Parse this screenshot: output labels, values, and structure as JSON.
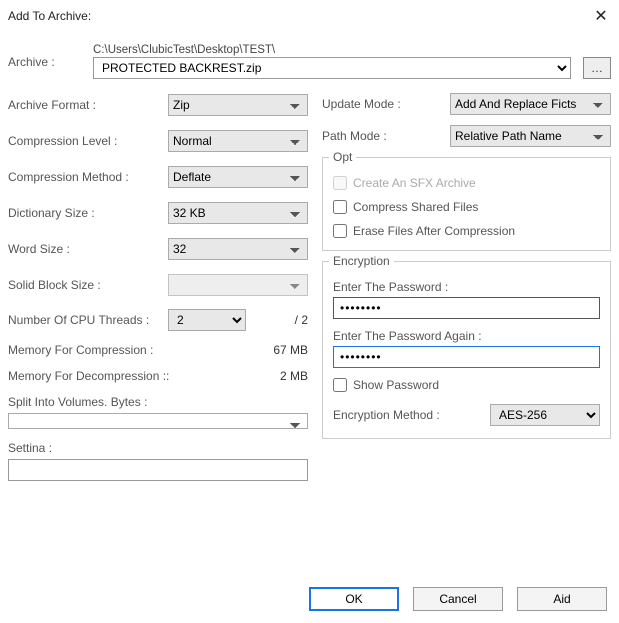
{
  "window": {
    "title": "Add To Archive:"
  },
  "archive": {
    "label": "Archive :",
    "path": "C:\\Users\\ClubicTest\\Desktop\\TEST\\",
    "filename": "PROTECTED BACKREST.zip",
    "browse": "…"
  },
  "left": {
    "format": {
      "label": "Archive Format :",
      "value": "Zip"
    },
    "compressionLevel": {
      "label": "Compression Level :",
      "value": "Normal"
    },
    "compressionMethod": {
      "label": "Compression Method :",
      "value": "Deflate"
    },
    "dictionarySize": {
      "label": "Dictionary Size :",
      "value": "32 KB"
    },
    "wordSize": {
      "label": "Word Size :",
      "value": "32"
    },
    "solidBlockSize": {
      "label": "Solid Block Size :",
      "value": ""
    },
    "cpuThreads": {
      "label": "Number Of CPU Threads :",
      "value": "2",
      "max": "/ 2"
    },
    "memCompression": {
      "label": "Memory For Compression :",
      "value": "67 MB"
    },
    "memDecompression": {
      "label": "Memory For Decompression ::",
      "value": "2 MB"
    },
    "splitVolumes": {
      "label": "Split Into Volumes. Bytes :",
      "value": ""
    },
    "settings": {
      "label": "Settina :",
      "value": ""
    }
  },
  "right": {
    "updateMode": {
      "label": "Update Mode :",
      "value": "Add And Replace Ficts"
    },
    "pathMode": {
      "label": "Path Mode :",
      "value": "Relative Path Name"
    },
    "options": {
      "title": "Opt",
      "sfx": "Create An SFX Archive",
      "sharedFiles": "Compress Shared Files",
      "eraseAfter": "Erase Files After Compression"
    },
    "encryption": {
      "title": "Encryption",
      "enterPassword": "Enter The Password :",
      "reenterPassword": "Enter The Password Again :",
      "passwordValue": "••••••••",
      "showPassword": "Show Password",
      "methodLabel": "Encryption Method :",
      "methodValue": "AES-256"
    }
  },
  "buttons": {
    "ok": "OK",
    "cancel": "Cancel",
    "aid": "Aid"
  }
}
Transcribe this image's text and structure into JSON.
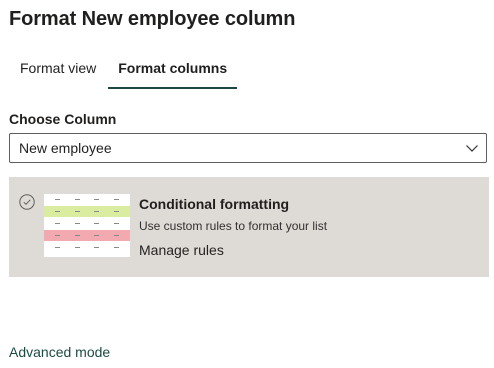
{
  "panel": {
    "title": "Format New employee column"
  },
  "tabs": [
    {
      "label": "Format view",
      "active": false
    },
    {
      "label": "Format columns",
      "active": true
    }
  ],
  "column": {
    "label": "Choose Column",
    "selected": "New employee"
  },
  "card": {
    "title": "Conditional formatting",
    "description": "Use custom rules to format your list",
    "action": "Manage rules"
  },
  "footer": {
    "advanced_label": "Advanced mode"
  },
  "icons": {
    "radio": "check-circle-icon",
    "dropdown": "chevron-down-icon",
    "thumbnail": "conditional-formatting-preview"
  },
  "colors": {
    "accent": "#1c4a42",
    "card_background": "#dedad6",
    "highlight_green": "#d9ec9f",
    "highlight_red": "#f2a9b0"
  }
}
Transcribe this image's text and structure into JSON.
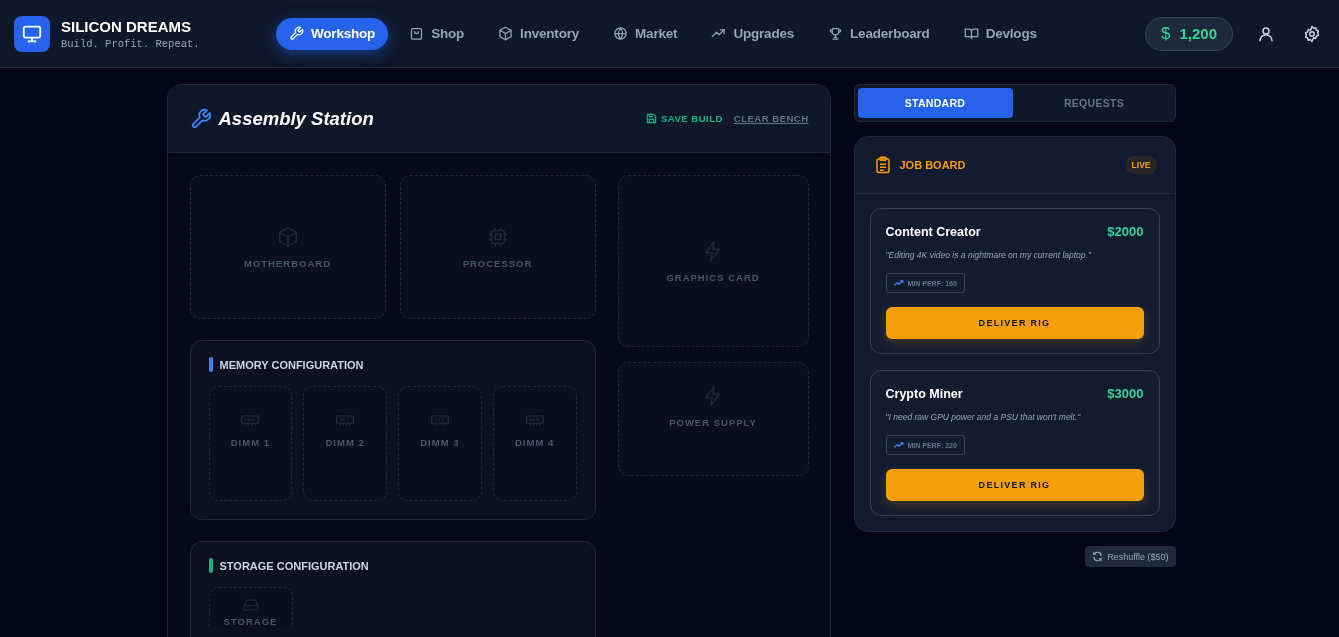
{
  "brand": {
    "title": "SILICON DREAMS",
    "tagline": "Build. Profit. Repeat."
  },
  "nav": [
    {
      "label": "Workshop",
      "selected": true
    },
    {
      "label": "Shop",
      "selected": false
    },
    {
      "label": "Inventory",
      "selected": false
    },
    {
      "label": "Market",
      "selected": false
    },
    {
      "label": "Upgrades",
      "selected": false
    },
    {
      "label": "Leaderboard",
      "selected": false
    },
    {
      "label": "Devlogs",
      "selected": false
    }
  ],
  "balance": {
    "symbol": "$",
    "amount": "1,200"
  },
  "assembly": {
    "title": "Assembly Station",
    "save": "SAVE BUILD",
    "clear": "CLEAR BENCH",
    "motherboard": "MOTHERBOARD",
    "processor": "PROCESSOR",
    "graphics": "GRAPHICS CARD",
    "power": "POWER SUPPLY",
    "memory": {
      "title": "MEMORY CONFIGURATION",
      "slots": [
        "DIMM 1",
        "DIMM 2",
        "DIMM 3",
        "DIMM 4"
      ]
    },
    "storage": {
      "title": "STORAGE CONFIGURATION",
      "slots": [
        "STORAGE"
      ]
    }
  },
  "mode_tabs": [
    {
      "label": "STANDARD",
      "selected": true
    },
    {
      "label": "REQUESTS",
      "selected": false
    }
  ],
  "job_board": {
    "title": "JOB BOARD",
    "badge": "LIVE",
    "jobs": [
      {
        "title": "Content Creator",
        "reward": "$2000",
        "quote": "\"Editing 4K video is a nightmare on my current laptop.\"",
        "requirement": "MIN PERF: 160",
        "button": "DELIVER RIG"
      },
      {
        "title": "Crypto Miner",
        "reward": "$3000",
        "quote": "\"I need raw GPU power and a PSU that won't melt.\"",
        "requirement": "MIN PERF: 220",
        "button": "DELIVER RIG"
      }
    ]
  },
  "reshuffle": "Reshuffle ($50)"
}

═══

__What is required__: Search the records for the word "formatting". Copy every line that has it.

__Task output__:
    "title": "Conditional formatting",
    "thumbnail": "conditional-formatting-preview"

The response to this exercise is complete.